:: Problem details ::
Copy out every record below exactly as written, but leave out any pictures.

[[ Dataset content open ]]

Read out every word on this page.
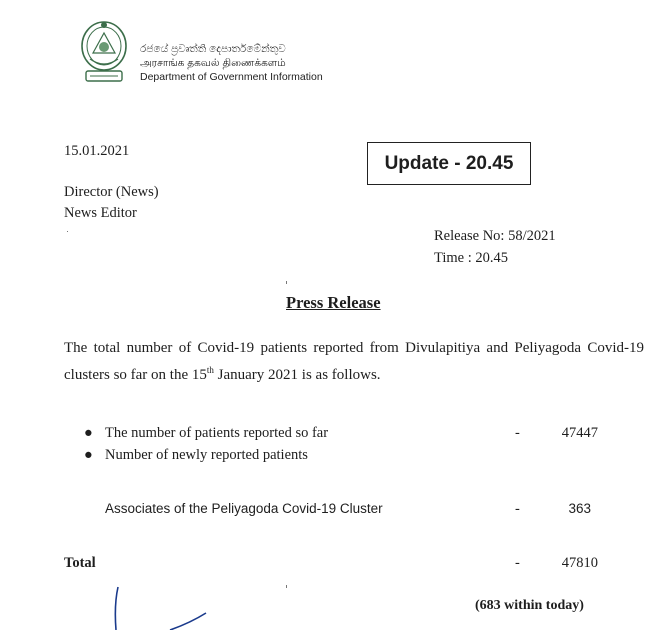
රජයේ ප්‍රවෘත්ති දෙපාර්තමේන්තුව
அரசாங்க தகவல் திணைக்களம்
Department of Government Information
15.01.2021
Update - 20.45
Director (News)
News Editor
Release No: 58/2021
Time : 20.45
Press Release
The total number of Covid-19 patients reported from Divulapitiya and Peliyagoda Covid-19 clusters so far on the 15th January 2021 is as follows.
● The number of patients reported so far	-	47447
● Number of newly reported patients
Associates of the Peliyagoda Covid-19 Cluster	-	363
Total	-	47810
(683 within today)
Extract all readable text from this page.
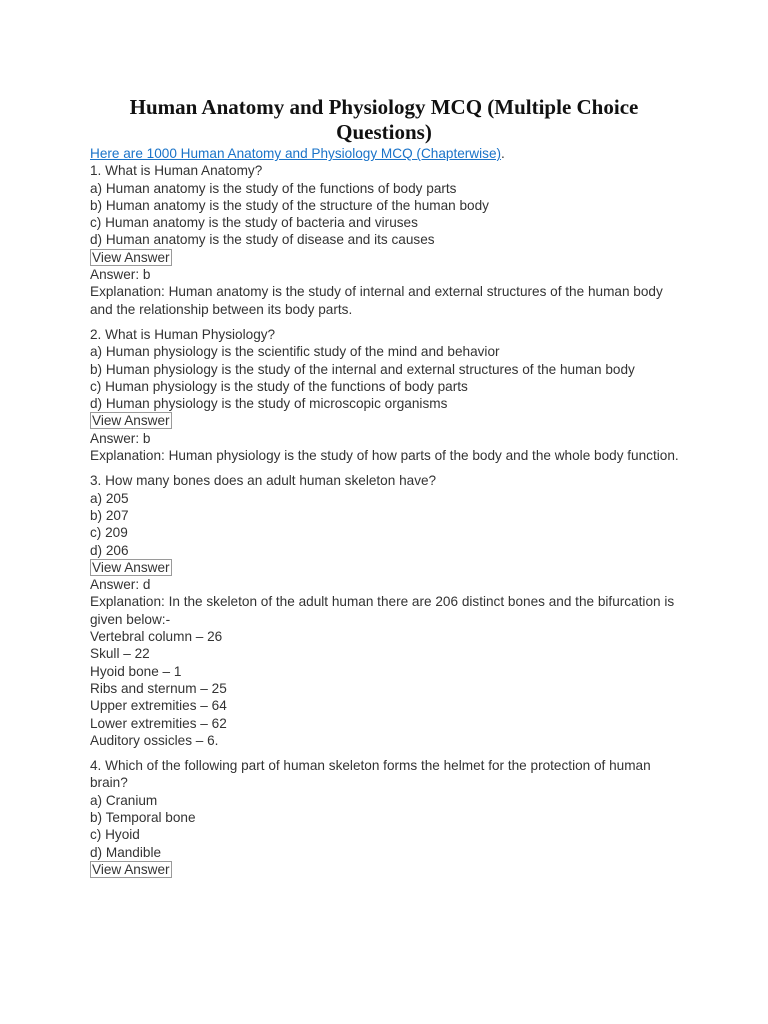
Human Anatomy and Physiology MCQ (Multiple Choice Questions)

Here are 1000 Human Anatomy and Physiology MCQ (Chapterwise).

1. What is Human Anatomy?
a) Human anatomy is the study of the functions of body parts
b) Human anatomy is the study of the structure of the human body
c) Human anatomy is the study of bacteria and viruses
d) Human anatomy is the study of disease and its causes
View Answer
Answer: b
Explanation: Human anatomy is the study of internal and external structures of the human body and the relationship between its body parts.
2. What is Human Physiology?
a) Human physiology is the scientific study of the mind and behavior
b) Human physiology is the study of the internal and external structures of the human body
c) Human physiology is the study of the functions of body parts
d) Human physiology is the study of microscopic organisms
View Answer
Answer: b
Explanation: Human physiology is the study of how parts of the body and the whole body function.
3. How many bones does an adult human skeleton have?
a) 205
b) 207
c) 209
d) 206
View Answer
Answer: d
Explanation: In the skeleton of the adult human there are 206 distinct bones and the bifurcation is given below:-
Vertebral column – 26
Skull – 22
Hyoid bone – 1
Ribs and sternum – 25
Upper extremities – 64
Lower extremities – 62
Auditory ossicles – 6.
4. Which of the following part of human skeleton forms the helmet for the protection of human brain?
a) Cranium
b) Temporal bone
c) Hyoid
d) Mandible
View Answer
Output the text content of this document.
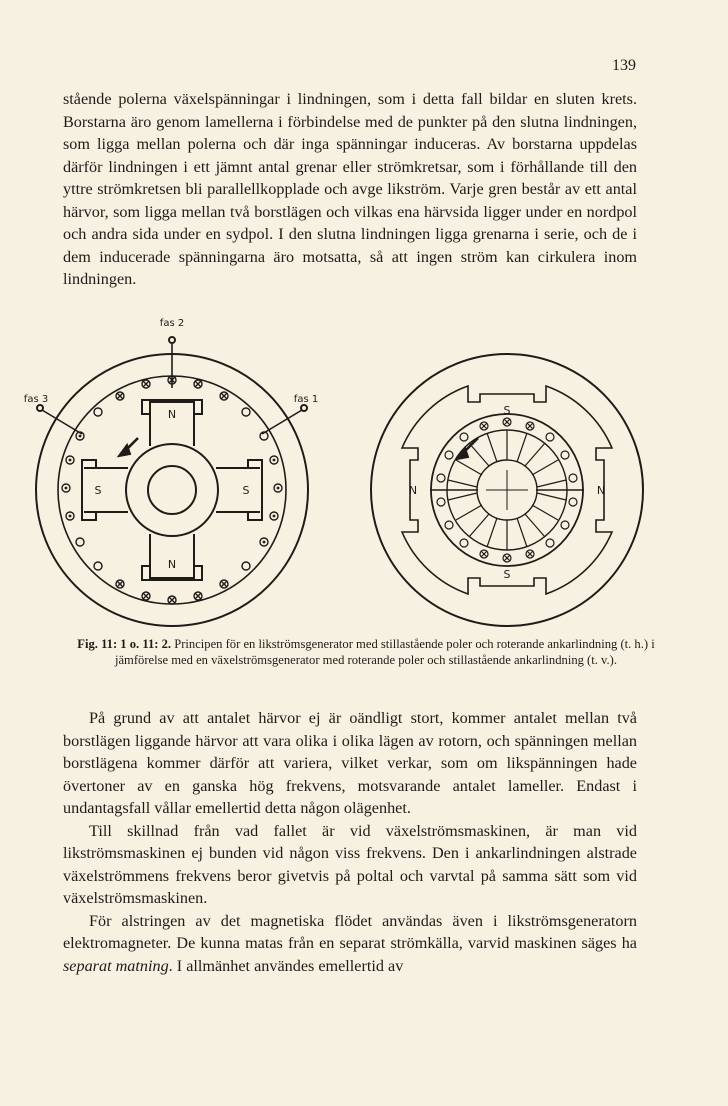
139

stående polerna växelspänningar i lindningen, som i detta fall bildar en sluten krets. Borstarna äro genom lamellerna i förbindelse med de punkter på den slutna lindningen, som ligga mellan polerna och där inga spänningar induceras. Av borstarna uppdelas därför lindningen i ett jämnt antal grenar eller strömkretsar, som i förhållande till den yttre strömkretsen bli parallellkopplade och avge likström. Varje gren består av ett antal härvor, som ligga mellan två borstlägen och vilkas ena härvsida ligger under en nordpol och andra sida under en sydpol. I den slutna lindningen ligga grenarna i serie, och de i dem inducerade spänningarna äro motsatta, så att ingen ström kan cirkulera inom lindningen.

fas 2
fas 3	fas 1
N
N
S	S
S
S
N	N
Fig. 11: 1 o. 11: 2. Principen för en likströmsgenerator med stillastående poler och roterande ankarlindning (t. h.) i jämförelse med en växelströmsgenerator med roterande poler och stillastående ankarlindning (t. v.).

På grund av att antalet härvor ej är oändligt stort, kommer antalet mellan två borstlägen liggande härvor att vara olika i olika lägen av rotorn, och spänningen mellan borstlägena kommer därför att variera, vilket verkar, som om likspänningen hade övertoner av en ganska hög frekvens, motsvarande antalet lameller. Endast i undantagsfall vållar emellertid detta någon olägenhet.

Till skillnad från vad fallet är vid växelströmsmaskinen, är man vid likströmsmaskinen ej bunden vid någon viss frekvens. Den i ankarlindningen alstrade växelströmmens frekvens beror givetvis på poltal och varvtal på samma sätt som vid växelströmsmaskinen.

För alstringen av det magnetiska flödet användas även i likströmsgeneratorn elektromagneter. De kunna matas från en separat strömkälla, varvid maskinen säges ha separat matning. I allmänhet användes emellertid av
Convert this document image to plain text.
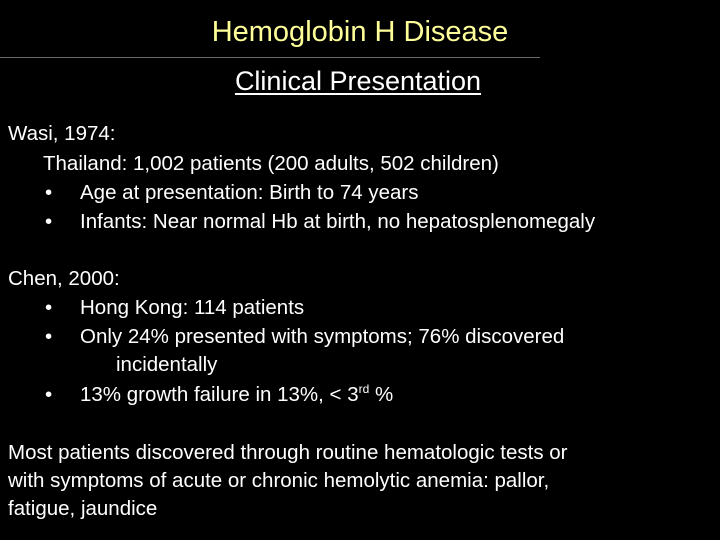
Hemoglobin H Disease
Clinical Presentation
Wasi, 1974:
Thailand: 1,002 patients (200 adults, 502 children)
• Age at presentation: Birth to 74 years
• Infants: Near normal Hb at birth, no hepatosplenomegaly
Chen, 2000:
• Hong Kong: 114 patients
• Only 24% presented with symptoms; 76% discovered
incidentally
• 13% growth failure in 13%, < 3rd %
Most patients discovered through routine hematologic tests or
with symptoms of acute or chronic hemolytic anemia: pallor,
fatigue, jaundice
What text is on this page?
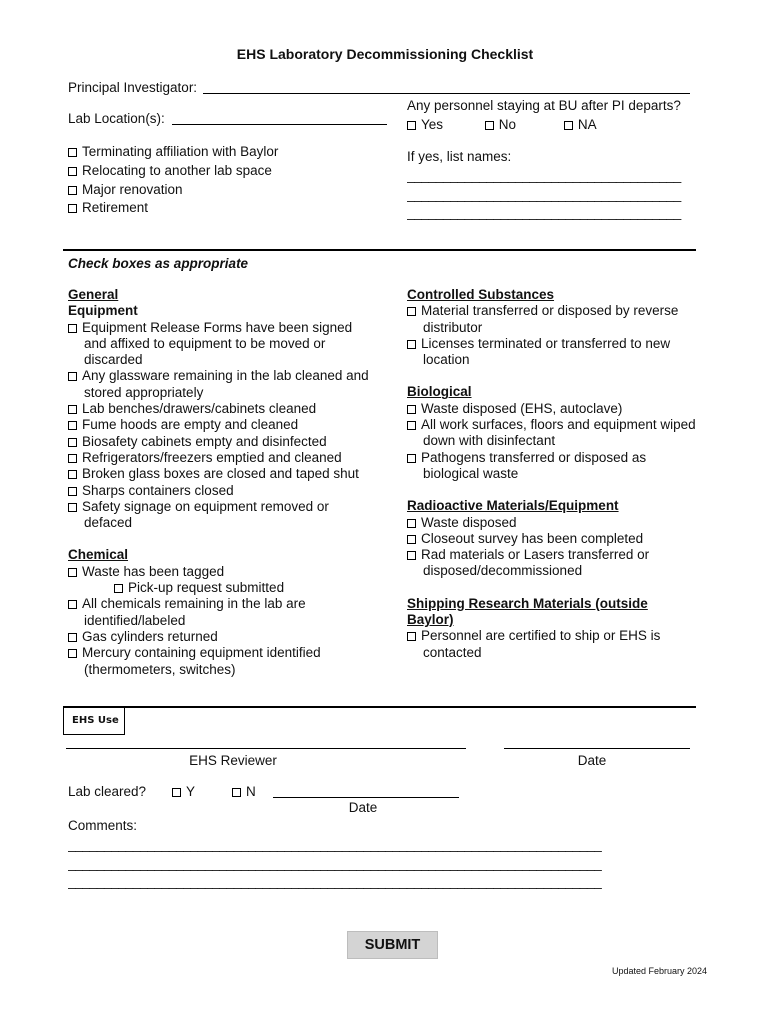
EHS Laboratory Decommissioning Checklist
Principal Investigator:
Lab Location(s):
Any personnel staying at BU after PI departs?
Yes	No	NA
Terminating affiliation with Baylor
Relocating to another lab space
Major renovation
Retirement
If yes, list names:
______________________________________
______________________________________
______________________________________
Check boxes as appropriate
General
Equipment
Equipment Release Forms have been signed and affixed to equipment to be moved or discarded
Any glassware remaining in the lab cleaned and stored appropriately
Lab benches/drawers/cabinets cleaned
Fume hoods are empty and cleaned
Biosafety cabinets empty and disinfected
Refrigerators/freezers emptied and cleaned
Broken glass boxes are closed and taped shut
Sharps containers closed
Safety signage on equipment removed or defaced
Chemical
Waste has been tagged
Pick-up request submitted
All chemicals remaining in the lab are identified/labeled
Gas cylinders returned
Mercury containing equipment identified (thermometers, switches)
Controlled Substances
Material transferred or disposed by reverse distributor
Licenses terminated or transferred to new location
Biological
Waste disposed (EHS, autoclave)
All work surfaces, floors and equipment wiped down with disinfectant
Pathogens transferred or disposed as biological waste
Radioactive Materials/Equipment
Waste disposed
Closeout survey has been completed
Rad materials or Lasers transferred or disposed/decommissioned
Shipping Research Materials (outside Baylor)
Personnel are certified to ship or EHS is contacted
EHS Use
EHS Reviewer	Date
Lab cleared?	Y	N
Date
Comments:
__________________________________________________________________________
__________________________________________________________________________
__________________________________________________________________________
SUBMIT
Updated February 2024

[[ Dataset content closed ]]

:: Solution to the exercise ::
Read out every word on this page.
රජයේ ප්‍රවෘත්ති දෙපාර්තමේන්තුව
அரசாங்க தகவல் திணைக்களம்
Department of Government Information
15.01.2021
Update - 20.45
Director (News)
News Editor
Release No: 58/2021
Time : 20.45
Press Release
The total number of Covid-19 patients reported from Divulapitiya and Peliyagoda Covid-19 clusters so far on the 15th January 2021 is as follows.
● The number of patients reported so far	-	47447
● Number of newly reported patients
Associates of the Peliyagoda Covid-19 Cluster	-	363
Total	-	47810
(683 within today)
Extract all readable text from this page.
Human Anatomy and Physiology MCQ (Multiple Choice Questions)

Here are 1000 Human Anatomy and Physiology MCQ (Chapterwise).

1. What is Human Anatomy?
a) Human anatomy is the study of the functions of body parts
b) Human anatomy is the study of the structure of the human body
c) Human anatomy is the study of bacteria and viruses
d) Human anatomy is the study of disease and its causes
View Answer
Answer: b
Explanation: Human anatomy is the study of internal and external structures of the human body and the relationship between its body parts.
2. What is Human Physiology?
a) Human physiology is the scientific study of the mind and behavior
b) Human physiology is the study of the internal and external structures of the human body
c) Human physiology is the study of the functions of body parts
d) Human physiology is the study of microscopic organisms
View Answer
Answer: b
Explanation: Human physiology is the study of how parts of the body and the whole body function.
3. How many bones does an adult human skeleton have?
a) 205
b) 207
c) 209
d) 206
View Answer
Answer: d
Explanation: In the skeleton of the adult human there are 206 distinct bones and the bifurcation is given below:-
Vertebral column – 26
Skull – 22
Hyoid bone – 1
Ribs and sternum – 25
Upper extremities – 64
Lower extremities – 62
Auditory ossicles – 6.
4. Which of the following part of human skeleton forms the helmet for the protection of human brain?
a) Cranium
b) Temporal bone
c) Hyoid
d) Mandible
View Answer
Output the text content of this document.
139

stående polerna växelspänningar i lindningen, som i detta fall bildar en sluten krets. Borstarna äro genom lamellerna i förbindelse med de punkter på den slutna lindningen, som ligga mellan polerna och där inga spänningar induceras. Av borstarna uppdelas därför lindningen i ett jämnt antal grenar eller strömkretsar, som i förhållande till den yttre strömkretsen bli parallellkopplade och avge likström. Varje gren består av ett antal härvor, som ligga mellan två borstlägen och vilkas ena härvsida ligger under en nordpol och andra sida under en sydpol. I den slutna lindningen ligga grenarna i serie, och de i dem inducerade spänningarna äro motsatta, så att ingen ström kan cirkulera inom lindningen.

fas 2
fas 3	fas 1
N
N
S	S
S
S
N	N
Fig. 11: 1 o. 11: 2. Principen för en likströmsgenerator med stillastående poler och roterande ankarlindning (t. h.) i jämförelse med en växelströmsgenerator med roterande poler och stillastående ankarlindning (t. v.).

På grund av att antalet härvor ej är oändligt stort, kommer antalet mellan två borstlägen liggande härvor att vara olika i olika lägen av rotorn, och spänningen mellan borstlägena kommer därför att variera, vilket verkar, som om likspänningen hade övertoner av en ganska hög frekvens, motsvarande antalet lameller. Endast i undantagsfall vållar emellertid detta någon olägenhet.

Till skillnad från vad fallet är vid växelströmsmaskinen, är man vid likströmsmaskinen ej bunden vid någon viss frekvens. Den i ankarlindningen alstrade växelströmmens frekvens beror givetvis på poltal och varvtal på samma sätt som vid växelströmsmaskinen.

För alstringen av det magnetiska flödet användas även i likströmsgeneratorn elektromagneter. De kunna matas från en separat strömkälla, varvid maskinen säges ha separat matning. I allmänhet användes emellertid av
Convert this document image to plain text.
Hemoglobin H Disease
Clinical Presentation
Wasi, 1974:
Thailand: 1,002 patients (200 adults, 502 children)
• Age at presentation: Birth to 74 years
• Infants: Near normal Hb at birth, no hepatosplenomegaly
Chen, 2000:
• Hong Kong: 114 patients
• Only 24% presented with symptoms; 76% discovered
incidentally
• 13% growth failure in 13%, < 3rd %
Most patients discovered through routine hematologic tests or
with symptoms of acute or chronic hemolytic anemia: pallor,
fatigue, jaundice
What text is on this page?
EHS Laboratory Decommissioning Checklist
Principal Investigator:
Lab Location(s):
Any personnel staying at BU after PI departs?
Yes	No	NA
Terminating affiliation with Baylor
Relocating to another lab space
Major renovation
Retirement
If yes, list names:
______________________________________
______________________________________
______________________________________
Check boxes as appropriate
General
Equipment
Equipment Release Forms have been signed and affixed to equipment to be moved or discarded
Any glassware remaining in the lab cleaned and stored appropriately
Lab benches/drawers/cabinets cleaned
Fume hoods are empty and cleaned
Biosafety cabinets empty and disinfected
Refrigerators/freezers emptied and cleaned
Broken glass boxes are closed and taped shut
Sharps containers closed
Safety signage on equipment removed or defaced
Chemical
Waste has been tagged
Pick-up request submitted
All chemicals remaining in the lab are identified/labeled
Gas cylinders returned
Mercury containing equipment identified (thermometers, switches)
Controlled Substances
Material transferred or disposed by reverse distributor
Licenses terminated or transferred to new location
Biological
Waste disposed (EHS, autoclave)
All work surfaces, floors and equipment wiped down with disinfectant
Pathogens transferred or disposed as biological waste
Radioactive Materials/Equipment
Waste disposed
Closeout survey has been completed
Rad materials or Lasers transferred or disposed/decommissioned
Shipping Research Materials (outside Baylor)
Personnel are certified to ship or EHS is contacted
EHS Use
EHS Reviewer	Date
Lab cleared?	Y	N
Date
Comments:
__________________________________________________________________________
__________________________________________________________________________
__________________________________________________________________________
SUBMIT
Updated February 2024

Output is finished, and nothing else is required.